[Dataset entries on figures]
.....

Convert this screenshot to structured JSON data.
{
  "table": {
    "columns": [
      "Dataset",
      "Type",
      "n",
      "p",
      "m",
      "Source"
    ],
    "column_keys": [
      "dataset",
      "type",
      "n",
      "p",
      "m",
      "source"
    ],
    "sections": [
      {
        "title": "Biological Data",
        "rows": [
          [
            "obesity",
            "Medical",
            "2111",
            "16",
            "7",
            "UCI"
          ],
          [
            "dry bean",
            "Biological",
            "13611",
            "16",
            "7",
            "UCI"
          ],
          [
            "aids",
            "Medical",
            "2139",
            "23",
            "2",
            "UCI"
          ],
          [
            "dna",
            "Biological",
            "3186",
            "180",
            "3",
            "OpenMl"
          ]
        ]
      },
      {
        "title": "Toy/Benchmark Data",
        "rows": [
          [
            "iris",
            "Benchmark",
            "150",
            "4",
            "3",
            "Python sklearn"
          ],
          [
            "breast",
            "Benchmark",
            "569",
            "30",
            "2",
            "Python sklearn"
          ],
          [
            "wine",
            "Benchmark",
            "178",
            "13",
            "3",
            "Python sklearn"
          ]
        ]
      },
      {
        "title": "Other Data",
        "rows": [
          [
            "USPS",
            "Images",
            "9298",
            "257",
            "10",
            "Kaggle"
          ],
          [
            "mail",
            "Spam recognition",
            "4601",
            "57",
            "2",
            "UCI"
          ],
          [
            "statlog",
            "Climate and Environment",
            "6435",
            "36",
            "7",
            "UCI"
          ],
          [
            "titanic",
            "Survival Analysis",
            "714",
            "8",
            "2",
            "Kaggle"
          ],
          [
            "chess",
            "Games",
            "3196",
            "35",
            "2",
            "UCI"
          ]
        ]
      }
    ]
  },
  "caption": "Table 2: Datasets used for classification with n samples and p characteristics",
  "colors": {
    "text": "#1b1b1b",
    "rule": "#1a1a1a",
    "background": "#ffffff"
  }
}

.....

Go through the preceding material and copy each line that has the word "title".

* _Written answer_:
        "title": "Biological Data",
        "title": "Toy/Benchmark Data",
        "title": "Other Data",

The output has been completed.